Pour l’économiste Vinaye Ancharaz, cela met le gouvernement encore plus à mal. « Dans le Budget 2021-2022, on peut voir que la marge de manœuvre du gouvernement était déjà bien restreint », remarque-t-il. Il prend note aussi que le gouvernement avait déjà puisé Rs 2,4 milliards depuis les réserves de la STC pour financer son Budget.

La MIC peut-elle venir à la rescousse du gouvernement ?

Le gouvernement peut-il se servir de l’argent de la MIC ? Vinaye Ancharaz indique que dans le Budget 2021-2022, le gouvernement a déjà pris Rs 1 milliard depuis la Mauritius Investment Corporation (MIC) pour financer ses projets d’infrastructure, alors que la MIC était supposée investir dans des compagnies des secteurs stratégiques qui s’étaient retrouvées en difficulté avec la pandémie de covid-19.

Une autre option, explique-t-il, est la ‘Special Fund’. C’est quoi la ‘Special Fund’ ? Selon l’économiste, c’est un fonds qui avait été créé, et où l’argent s’est accumulé, parfois de manière controversée. D’après les chiffres, il y aurait environ Rs 20 milliards qui seraient restées dans ce fonds, après que le gouvernement en ait puisé une partie pour le Budget. Le gouvernement peut ainsi puiser Rs 5,46 milliards pour payer Betamax. « Le problème, c’est qu’on se sert de ce fonds pour financer des projets capitaux. Du point de vue strictement comptabilité, le gouvernement n’a pas le droit de prendre de l’argent dans le ‘Special Fund’ même si cet argent est disponible. »

De l’autre côté, ajoute-t-il, le gouvernement peut utiliser d’autres fonds existants pour payer les dommages à Betamax. L’économiste explique que pour le présent Budget, le gouvernement a pris Rs 9 milliards des ‘State-Owned Enterprises’, dont les Rs 2,4 milliards de la STC.

L’économiste tient à souligner que dans tout cela, indirectement, c’est la population qui devra payer. « Cela doit être clair ! Tout l’argent du gouvernement vient du peuple. C’est le peuple qui finance un projet indirectement. Peu importe la façon dont on va payer Betamax, en fin de compte, c’est le peuple qui paiera ça », souligne-t-il.

« Le pays paiera tôt ou tard »

« Peu importe d’où sortent ces milliards pour payer Betamax, cela alourdira la dette  à moins de suspendre les dépenses d’investissements peu rentables et de prestige, à caractère politique », soutient Nalini Burn, économiste.
****************
**Vos tâches:**
(a) Relevez chaque somme en roupies citée dans l'extrait sur Betamax, sans répéter un même montant.
(b) Recopiez le passage de l'extrait sur Betamax compris entre « La MIC peut-elle » et « pandémie de covid-19. », ces deux bornes incluses.
(c) D'après l'extrait sur Betamax, quelle somme le gouvernement a-t-il prise à la Mauritius Investment Corporation dans le Budget 2021-2022 ?

**Données enregistrées:**
****************
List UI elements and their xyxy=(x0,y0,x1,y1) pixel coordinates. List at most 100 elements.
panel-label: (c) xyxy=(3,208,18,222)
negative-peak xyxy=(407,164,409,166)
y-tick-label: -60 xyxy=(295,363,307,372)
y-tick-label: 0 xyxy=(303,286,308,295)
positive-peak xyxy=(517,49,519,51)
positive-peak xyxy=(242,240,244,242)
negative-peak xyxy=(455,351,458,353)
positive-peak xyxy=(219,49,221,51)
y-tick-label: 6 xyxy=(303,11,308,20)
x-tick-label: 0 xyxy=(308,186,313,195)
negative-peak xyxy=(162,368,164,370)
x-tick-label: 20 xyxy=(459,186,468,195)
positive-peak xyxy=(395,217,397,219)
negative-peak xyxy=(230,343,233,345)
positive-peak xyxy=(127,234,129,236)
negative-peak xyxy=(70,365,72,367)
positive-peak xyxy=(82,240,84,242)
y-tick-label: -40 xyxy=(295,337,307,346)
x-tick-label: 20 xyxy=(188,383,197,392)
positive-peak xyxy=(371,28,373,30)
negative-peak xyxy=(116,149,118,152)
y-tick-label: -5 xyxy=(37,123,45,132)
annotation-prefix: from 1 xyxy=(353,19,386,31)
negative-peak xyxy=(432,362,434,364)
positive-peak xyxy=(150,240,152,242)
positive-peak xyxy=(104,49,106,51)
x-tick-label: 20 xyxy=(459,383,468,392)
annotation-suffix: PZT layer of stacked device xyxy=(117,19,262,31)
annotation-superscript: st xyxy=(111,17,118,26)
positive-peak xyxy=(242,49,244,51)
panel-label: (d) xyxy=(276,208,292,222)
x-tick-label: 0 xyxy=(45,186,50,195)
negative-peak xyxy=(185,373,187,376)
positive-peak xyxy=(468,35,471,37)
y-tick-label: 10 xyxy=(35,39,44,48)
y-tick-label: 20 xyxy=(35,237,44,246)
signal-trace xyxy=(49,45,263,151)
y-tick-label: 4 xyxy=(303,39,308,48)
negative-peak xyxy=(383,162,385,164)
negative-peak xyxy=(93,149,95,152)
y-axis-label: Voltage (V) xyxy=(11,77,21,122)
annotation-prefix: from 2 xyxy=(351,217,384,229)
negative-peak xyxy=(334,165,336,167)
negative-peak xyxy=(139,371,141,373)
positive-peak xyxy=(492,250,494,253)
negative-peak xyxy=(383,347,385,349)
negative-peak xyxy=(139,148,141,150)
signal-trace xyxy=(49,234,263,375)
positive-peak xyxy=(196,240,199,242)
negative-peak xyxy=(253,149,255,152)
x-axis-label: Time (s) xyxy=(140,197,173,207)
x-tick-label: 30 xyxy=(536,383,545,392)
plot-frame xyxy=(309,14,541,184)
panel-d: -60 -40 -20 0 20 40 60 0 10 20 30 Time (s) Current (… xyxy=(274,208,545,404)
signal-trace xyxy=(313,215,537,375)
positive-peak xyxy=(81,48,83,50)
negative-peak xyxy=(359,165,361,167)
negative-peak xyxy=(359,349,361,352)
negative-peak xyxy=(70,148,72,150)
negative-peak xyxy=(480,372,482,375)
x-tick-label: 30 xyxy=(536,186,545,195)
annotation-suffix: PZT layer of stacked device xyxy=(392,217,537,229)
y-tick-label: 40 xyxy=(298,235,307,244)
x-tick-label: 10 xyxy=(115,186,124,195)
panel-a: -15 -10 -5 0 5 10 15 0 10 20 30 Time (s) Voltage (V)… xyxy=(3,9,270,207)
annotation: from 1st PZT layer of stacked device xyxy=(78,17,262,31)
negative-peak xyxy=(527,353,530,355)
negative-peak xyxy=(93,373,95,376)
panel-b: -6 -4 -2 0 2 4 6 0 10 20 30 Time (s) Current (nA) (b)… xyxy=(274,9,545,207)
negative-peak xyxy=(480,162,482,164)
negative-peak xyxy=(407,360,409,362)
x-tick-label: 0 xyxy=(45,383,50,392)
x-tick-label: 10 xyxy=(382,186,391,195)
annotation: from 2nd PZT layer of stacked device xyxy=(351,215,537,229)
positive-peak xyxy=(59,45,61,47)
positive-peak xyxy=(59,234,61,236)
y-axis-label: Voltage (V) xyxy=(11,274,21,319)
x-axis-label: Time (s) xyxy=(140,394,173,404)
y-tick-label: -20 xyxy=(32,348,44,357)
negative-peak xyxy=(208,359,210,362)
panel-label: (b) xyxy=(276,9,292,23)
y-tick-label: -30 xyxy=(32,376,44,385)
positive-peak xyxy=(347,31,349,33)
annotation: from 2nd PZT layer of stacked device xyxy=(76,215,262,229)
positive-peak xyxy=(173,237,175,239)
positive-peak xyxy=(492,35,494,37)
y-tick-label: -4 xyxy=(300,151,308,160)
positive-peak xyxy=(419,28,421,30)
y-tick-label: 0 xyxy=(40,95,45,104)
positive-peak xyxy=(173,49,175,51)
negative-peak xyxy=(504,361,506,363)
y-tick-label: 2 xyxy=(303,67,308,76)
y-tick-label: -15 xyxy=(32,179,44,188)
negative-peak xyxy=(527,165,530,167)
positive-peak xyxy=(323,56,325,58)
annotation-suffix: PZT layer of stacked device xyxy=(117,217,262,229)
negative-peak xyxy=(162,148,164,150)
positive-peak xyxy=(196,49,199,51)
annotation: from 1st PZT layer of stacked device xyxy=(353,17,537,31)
****************
**Exercices corrigés:**
(a) Rs 2,4 milliards, Rs 1 milliard, Rs 20 milliards, Rs 5,46 milliards, Rs 9 milliards

(b)
La MIC peut-elle venir à la rescousse du gouvernement ?

Le gouvernement peut-il se servir de l’argent de la MIC ? Vinaye Ancharaz indique que dans le Budget 2021-2022, le gouvernement a déjà pris Rs 1 milliard depuis la Mauritius Investment Corporation (MIC) pour financer ses projets d’infrastructure, alors que la MIC était supposée investir dans des compagnies des secteurs stratégiques qui s’étaient retrouvées en difficulté avec la pandémie de covid-19.

(c) Rs 1 milliard, pour financer ses projets d'infrastructure.